> _The exercise_
Write each line out exactly, leaving none out.

[Start of Material for this exercise]

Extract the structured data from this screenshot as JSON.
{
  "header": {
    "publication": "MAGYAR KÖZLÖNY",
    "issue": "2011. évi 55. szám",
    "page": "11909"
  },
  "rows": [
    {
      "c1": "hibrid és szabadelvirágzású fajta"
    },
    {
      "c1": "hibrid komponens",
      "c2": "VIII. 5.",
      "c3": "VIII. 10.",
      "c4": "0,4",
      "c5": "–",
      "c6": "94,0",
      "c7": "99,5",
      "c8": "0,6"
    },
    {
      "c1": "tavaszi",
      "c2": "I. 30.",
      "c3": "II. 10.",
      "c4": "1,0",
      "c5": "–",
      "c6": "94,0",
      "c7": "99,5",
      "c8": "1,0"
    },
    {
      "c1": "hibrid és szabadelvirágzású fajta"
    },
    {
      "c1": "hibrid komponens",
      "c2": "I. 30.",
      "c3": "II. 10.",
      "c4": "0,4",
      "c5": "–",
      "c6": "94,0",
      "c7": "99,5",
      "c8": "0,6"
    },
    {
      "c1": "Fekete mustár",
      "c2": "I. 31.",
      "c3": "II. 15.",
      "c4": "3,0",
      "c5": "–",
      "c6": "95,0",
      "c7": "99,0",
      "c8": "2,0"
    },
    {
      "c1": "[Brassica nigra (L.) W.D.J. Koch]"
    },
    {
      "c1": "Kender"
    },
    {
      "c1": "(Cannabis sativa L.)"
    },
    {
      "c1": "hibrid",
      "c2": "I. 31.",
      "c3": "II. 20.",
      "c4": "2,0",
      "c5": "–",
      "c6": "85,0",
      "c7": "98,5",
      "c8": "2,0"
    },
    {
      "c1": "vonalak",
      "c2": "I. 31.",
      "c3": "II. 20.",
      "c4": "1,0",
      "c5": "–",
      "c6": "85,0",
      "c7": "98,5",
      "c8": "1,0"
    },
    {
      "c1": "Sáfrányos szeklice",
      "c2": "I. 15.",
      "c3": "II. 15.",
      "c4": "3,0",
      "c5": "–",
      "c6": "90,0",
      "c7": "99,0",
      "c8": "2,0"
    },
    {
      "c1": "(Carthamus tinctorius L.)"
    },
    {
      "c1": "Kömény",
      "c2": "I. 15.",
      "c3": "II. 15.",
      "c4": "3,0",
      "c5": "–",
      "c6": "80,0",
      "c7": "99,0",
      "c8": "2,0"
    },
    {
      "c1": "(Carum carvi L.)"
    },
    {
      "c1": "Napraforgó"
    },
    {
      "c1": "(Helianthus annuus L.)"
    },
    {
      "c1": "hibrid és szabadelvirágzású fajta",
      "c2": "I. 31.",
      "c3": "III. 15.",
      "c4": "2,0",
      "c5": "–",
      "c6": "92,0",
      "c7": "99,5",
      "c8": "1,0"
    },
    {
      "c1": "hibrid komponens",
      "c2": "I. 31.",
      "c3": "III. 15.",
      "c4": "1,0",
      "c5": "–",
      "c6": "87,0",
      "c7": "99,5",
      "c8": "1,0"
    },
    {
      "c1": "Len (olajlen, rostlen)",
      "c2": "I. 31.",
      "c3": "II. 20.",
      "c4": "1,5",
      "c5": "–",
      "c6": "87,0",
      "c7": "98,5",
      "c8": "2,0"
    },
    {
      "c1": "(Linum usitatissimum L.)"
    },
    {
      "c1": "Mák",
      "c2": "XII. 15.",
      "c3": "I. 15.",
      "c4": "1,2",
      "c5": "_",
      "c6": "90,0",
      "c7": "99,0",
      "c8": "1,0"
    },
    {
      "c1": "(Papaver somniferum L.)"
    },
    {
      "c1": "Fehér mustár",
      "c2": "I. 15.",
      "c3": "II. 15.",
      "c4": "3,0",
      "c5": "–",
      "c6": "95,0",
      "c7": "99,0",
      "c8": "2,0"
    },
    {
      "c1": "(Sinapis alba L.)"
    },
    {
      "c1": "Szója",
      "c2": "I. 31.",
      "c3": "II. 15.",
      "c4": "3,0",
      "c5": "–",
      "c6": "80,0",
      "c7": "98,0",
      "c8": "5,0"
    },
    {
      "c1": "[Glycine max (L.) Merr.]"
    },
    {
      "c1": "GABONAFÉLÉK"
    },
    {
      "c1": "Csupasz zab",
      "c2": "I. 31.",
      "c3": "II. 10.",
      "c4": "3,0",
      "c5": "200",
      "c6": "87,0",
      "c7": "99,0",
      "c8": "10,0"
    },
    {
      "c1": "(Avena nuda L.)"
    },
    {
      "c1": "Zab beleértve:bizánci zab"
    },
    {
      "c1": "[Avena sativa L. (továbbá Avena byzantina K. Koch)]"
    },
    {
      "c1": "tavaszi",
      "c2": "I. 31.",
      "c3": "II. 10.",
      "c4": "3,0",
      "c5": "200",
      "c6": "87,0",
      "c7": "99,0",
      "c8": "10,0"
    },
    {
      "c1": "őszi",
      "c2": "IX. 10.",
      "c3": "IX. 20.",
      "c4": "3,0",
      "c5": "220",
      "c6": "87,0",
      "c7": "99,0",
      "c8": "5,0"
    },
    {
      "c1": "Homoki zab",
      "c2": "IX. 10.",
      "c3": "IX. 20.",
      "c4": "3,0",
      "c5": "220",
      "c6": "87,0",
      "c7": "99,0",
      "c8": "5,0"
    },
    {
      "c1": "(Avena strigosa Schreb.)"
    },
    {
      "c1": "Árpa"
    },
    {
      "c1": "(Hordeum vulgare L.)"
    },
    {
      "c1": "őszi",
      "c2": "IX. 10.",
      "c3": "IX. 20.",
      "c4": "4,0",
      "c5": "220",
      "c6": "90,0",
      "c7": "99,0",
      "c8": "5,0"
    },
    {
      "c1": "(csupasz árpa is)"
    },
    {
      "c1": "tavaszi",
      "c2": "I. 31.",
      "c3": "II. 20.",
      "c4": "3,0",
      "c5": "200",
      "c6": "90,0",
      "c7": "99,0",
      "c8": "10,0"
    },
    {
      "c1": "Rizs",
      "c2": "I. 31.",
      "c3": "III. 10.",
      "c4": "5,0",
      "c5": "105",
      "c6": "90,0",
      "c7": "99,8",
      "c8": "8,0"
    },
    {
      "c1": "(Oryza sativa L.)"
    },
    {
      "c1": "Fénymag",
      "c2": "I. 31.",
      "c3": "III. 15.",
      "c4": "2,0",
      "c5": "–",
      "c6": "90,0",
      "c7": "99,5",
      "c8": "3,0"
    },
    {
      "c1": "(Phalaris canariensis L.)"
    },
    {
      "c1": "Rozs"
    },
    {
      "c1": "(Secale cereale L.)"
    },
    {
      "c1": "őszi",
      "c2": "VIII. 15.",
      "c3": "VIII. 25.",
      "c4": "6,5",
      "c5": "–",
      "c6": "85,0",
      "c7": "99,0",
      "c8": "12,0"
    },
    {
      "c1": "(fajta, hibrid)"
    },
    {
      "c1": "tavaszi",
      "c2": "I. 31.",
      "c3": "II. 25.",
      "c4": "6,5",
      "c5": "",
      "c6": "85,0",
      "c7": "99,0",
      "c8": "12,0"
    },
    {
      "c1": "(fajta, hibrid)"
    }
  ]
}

[End of Material for this exercise]

> _Full solution_
Extract the structured data from this screenshot as JSON.
{
  "header": {
    "publication": "MAGYAR KÖZLÖNY",
    "issue": "2011. évi 55. szám",
    "page": "11909"
  },
  "rows": [
    {
      "c1": "hibrid és szabadelvirágzású fajta"
    },
    {
      "c1": "hibrid komponens",
      "c2": "VIII. 5.",
      "c3": "VIII. 10.",
      "c4": "0,4",
      "c5": "–",
      "c6": "94,0",
      "c7": "99,5",
      "c8": "0,6"
    },
    {
      "c1": "tavaszi",
      "c2": "I. 30.",
      "c3": "II. 10.",
      "c4": "1,0",
      "c5": "–",
      "c6": "94,0",
      "c7": "99,5",
      "c8": "1,0"
    },
    {
      "c1": "hibrid és szabadelvirágzású fajta"
    },
    {
      "c1": "hibrid komponens",
      "c2": "I. 30.",
      "c3": "II. 10.",
      "c4": "0,4",
      "c5": "–",
      "c6": "94,0",
      "c7": "99,5",
      "c8": "0,6"
    },
    {
      "c1": "Fekete mustár",
      "c2": "I. 31.",
      "c3": "II. 15.",
      "c4": "3,0",
      "c5": "–",
      "c6": "95,0",
      "c7": "99,0",
      "c8": "2,0"
    },
    {
      "c1": "[Brassica nigra (L.) W.D.J. Koch]"
    },
    {
      "c1": "Kender"
    },
    {
      "c1": "(Cannabis sativa L.)"
    },
    {
      "c1": "hibrid",
      "c2": "I. 31.",
      "c3": "II. 20.",
      "c4": "2,0",
      "c5": "–",
      "c6": "85,0",
      "c7": "98,5",
      "c8": "2,0"
    },
    {
      "c1": "vonalak",
      "c2": "I. 31.",
      "c3": "II. 20.",
      "c4": "1,0",
      "c5": "–",
      "c6": "85,0",
      "c7": "98,5",
      "c8": "1,0"
    },
    {
      "c1": "Sáfrányos szeklice",
      "c2": "I. 15.",
      "c3": "II. 15.",
      "c4": "3,0",
      "c5": "–",
      "c6": "90,0",
      "c7": "99,0",
      "c8": "2,0"
    },
    {
      "c1": "(Carthamus tinctorius L.)"
    },
    {
      "c1": "Kömény",
      "c2": "I. 15.",
      "c3": "II. 15.",
      "c4": "3,0",
      "c5": "–",
      "c6": "80,0",
      "c7": "99,0",
      "c8": "2,0"
    },
    {
      "c1": "(Carum carvi L.)"
    },
    {
      "c1": "Napraforgó"
    },
    {
      "c1": "(Helianthus annuus L.)"
    },
    {
      "c1": "hibrid és szabadelvirágzású fajta",
      "c2": "I. 31.",
      "c3": "III. 15.",
      "c4": "2,0",
      "c5": "–",
      "c6": "92,0",
      "c7": "99,5",
      "c8": "1,0"
    },
    {
      "c1": "hibrid komponens",
      "c2": "I. 31.",
      "c3": "III. 15.",
      "c4": "1,0",
      "c5": "–",
      "c6": "87,0",
      "c7": "99,5",
      "c8": "1,0"
    },
    {
      "c1": "Len (olajlen, rostlen)",
      "c2": "I. 31.",
      "c3": "II. 20.",
      "c4": "1,5",
      "c5": "–",
      "c6": "87,0",
      "c7": "98,5",
      "c8": "2,0"
    },
    {
      "c1": "(Linum usitatissimum L.)"
    },
    {
      "c1": "Mák",
      "c2": "XII. 15.",
      "c3": "I. 15.",
      "c4": "1,2",
      "c5": "_",
      "c6": "90,0",
      "c7": "99,0",
      "c8": "1,0"
    },
    {
      "c1": "(Papaver somniferum L.)"
    },
    {
      "c1": "Fehér mustár",
      "c2": "I. 15.",
      "c3": "II. 15.",
      "c4": "3,0",
      "c5": "–",
      "c6": "95,0",
      "c7": "99,0",
      "c8": "2,0"
    },
    {
      "c1": "(Sinapis alba L.)"
    },
    {
      "c1": "Szója",
      "c2": "I. 31.",
      "c3": "II. 15.",
      "c4": "3,0",
      "c5": "–",
      "c6": "80,0",
      "c7": "98,0",
      "c8": "5,0"
    },
    {
      "c1": "[Glycine max (L.) Merr.]"
    },
    {
      "c1": "GABONAFÉLÉK"
    },
    {
      "c1": "Csupasz zab",
      "c2": "I. 31.",
      "c3": "II. 10.",
      "c4": "3,0",
      "c5": "200",
      "c6": "87,0",
      "c7": "99,0",
      "c8": "10,0"
    },
    {
      "c1": "(Avena nuda L.)"
    },
    {
      "c1": "Zab beleértve:bizánci zab"
    },
    {
      "c1": "[Avena sativa L. (továbbá Avena byzantina K. Koch)]"
    },
    {
      "c1": "tavaszi",
      "c2": "I. 31.",
      "c3": "II. 10.",
      "c4": "3,0",
      "c5": "200",
      "c6": "87,0",
      "c7": "99,0",
      "c8": "10,0"
    },
    {
      "c1": "őszi",
      "c2": "IX. 10.",
      "c3": "IX. 20.",
      "c4": "3,0",
      "c5": "220",
      "c6": "87,0",
      "c7": "99,0",
      "c8": "5,0"
    },
    {
      "c1": "Homoki zab",
      "c2": "IX. 10.",
      "c3": "IX. 20.",
      "c4": "3,0",
      "c5": "220",
      "c6": "87,0",
      "c7": "99,0",
      "c8": "5,0"
    },
    {
      "c1": "(Avena strigosa Schreb.)"
    },
    {
      "c1": "Árpa"
    },
    {
      "c1": "(Hordeum vulgare L.)"
    },
    {
      "c1": "őszi",
      "c2": "IX. 10.",
      "c3": "IX. 20.",
      "c4": "4,0",
      "c5": "220",
      "c6": "90,0",
      "c7": "99,0",
      "c8": "5,0"
    },
    {
      "c1": "(csupasz árpa is)"
    },
    {
      "c1": "tavaszi",
      "c2": "I. 31.",
      "c3": "II. 20.",
      "c4": "3,0",
      "c5": "200",
      "c6": "90,0",
      "c7": "99,0",
      "c8": "10,0"
    },
    {
      "c1": "Rizs",
      "c2": "I. 31.",
      "c3": "III. 10.",
      "c4": "5,0",
      "c5": "105",
      "c6": "90,0",
      "c7": "99,8",
      "c8": "8,0"
    },
    {
      "c1": "(Oryza sativa L.)"
    },
    {
      "c1": "Fénymag",
      "c2": "I. 31.",
      "c3": "III. 15.",
      "c4": "2,0",
      "c5": "–",
      "c6": "90,0",
      "c7": "99,5",
      "c8": "3,0"
    },
    {
      "c1": "(Phalaris canariensis L.)"
    },
    {
      "c1": "Rozs"
    },
    {
      "c1": "(Secale cereale L.)"
    },
    {
      "c1": "őszi",
      "c2": "VIII. 15.",
      "c3": "VIII. 25.",
      "c4": "6,5",
      "c5": "–",
      "c6": "85,0",
      "c7": "99,0",
      "c8": "12,0"
    },
    {
      "c1": "(fajta, hibrid)"
    },
    {
      "c1": "tavaszi",
      "c2": "I. 31.",
      "c3": "II. 25.",
      "c4": "6,5",
      "c5": "",
      "c6": "85,0",
      "c7": "99,0",
      "c8": "12,0"
    },
    {
      "c1": "(fajta, hibrid)"
    }
  ]
}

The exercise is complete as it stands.